━━ Material for this exercise

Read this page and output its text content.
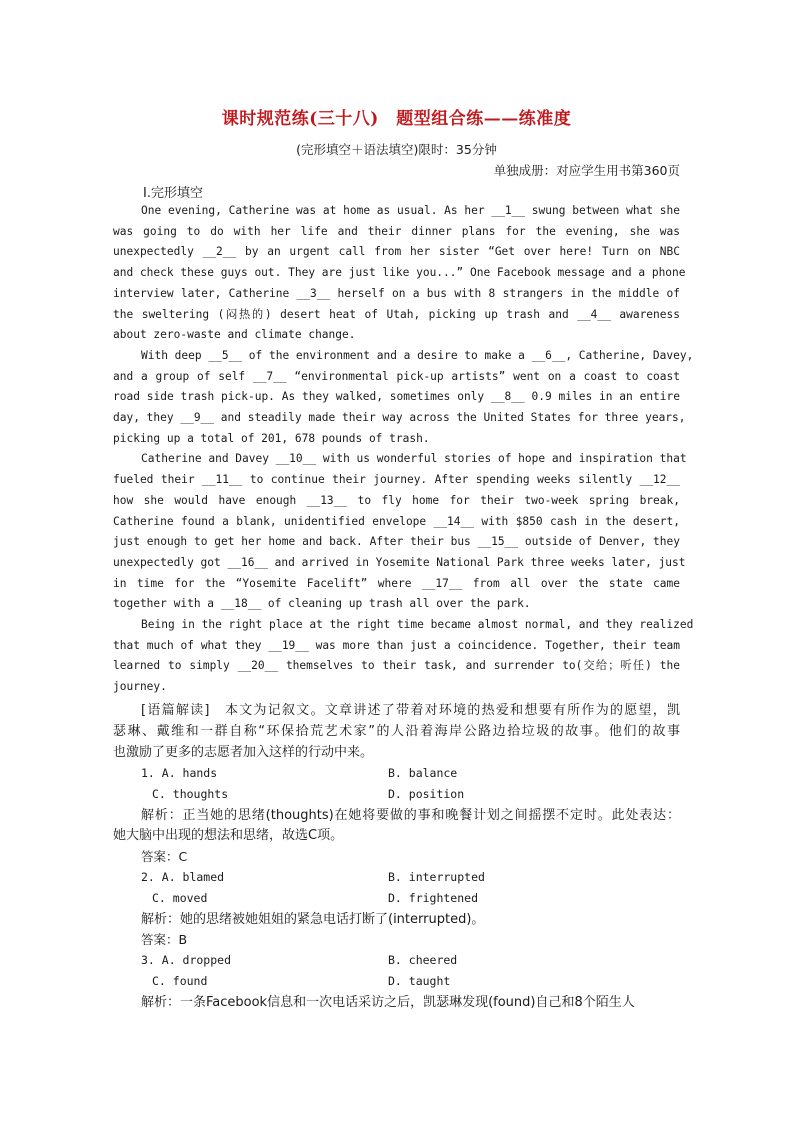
课时规范练(三十八)　题型组合练——练准度
(完形填空＋语法填空)限时：35分钟
单独成册：对应学生用书第360页
Ⅰ.完形填空
One evening, Catherine was at home as usual. As her __1__ swung between what she
was going to do with her life and their dinner plans for the evening, she was
unexpectedly __2__ by an urgent call from her sister “Get over here! Turn on NBC
and check these guys out. They are just like you...” One Facebook message and a phone
interview later, Catherine __3__ herself on a bus with 8 strangers in the middle of
the sweltering (闷热的) desert heat of Utah, picking up trash and __4__ awareness
about zero-waste and climate change.
With deep __5__ of the environment and a desire to make a __6__, Catherine, Davey,
and a group of self __7__ “environmental pick-up artists” went on a coast to coast
road side trash pick-up. As they walked, sometimes only __8__ 0.9 miles in an entire
day, they __9__ and steadily made their way across the United States for three years,
picking up a total of 201, 678 pounds of trash.
Catherine and Davey __10__ with us wonderful stories of hope and inspiration that
fueled their __11__ to continue their journey. After spending weeks silently __12__
how she would have enough __13__ to fly home for their two-week spring break,
Catherine found a blank, unidentified envelope __14__ with $850 cash in the desert,
just enough to get her home and back. After their bus __15__ outside of Denver, they
unexpectedly got __16__ and arrived in Yosemite National Park three weeks later, just
in time for the “Yosemite Facelift” where __17__ from all over the state came
together with a __18__ of cleaning up trash all over the park.
Being in the right place at the right time became almost normal, and they realized
that much of what they __19__ was more than just a coincidence. Together, their team
learned to simply __20__ themselves to their task, and surrender to(交给；听任) the
journey.
[语篇解读]　本文为记叙文。文章讲述了带着对环境的热爱和想要有所作为的愿望，凯
瑟琳、戴维和一群自称“环保拾荒艺术家”的人沿着海岸公路边拾垃圾的故事。他们的故事
也激励了更多的志愿者加入这样的行动中来。
1. A. hands	B. balance
C. thoughts	D. position
解析：正当她的思绪(thoughts)在她将要做的事和晚餐计划之间摇摆不定时。此处表达：
她大脑中出现的想法和思绪，故选C项。
答案：C
2. A. blamed	B. interrupted
C. moved	D. frightened
解析：她的思绪被她姐姐的紧急电话打断了(interrupted)。
答案：B
3. A. dropped	B. cheered
C. found	D. taught
解析：一条Facebook信息和一次电话采访之后，凯瑟琳发现(found)自己和8个陌生人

━━━━

**Task**
State the count of lines with the word "three" in them, and write nothing else.

**Answer to this exercise**
2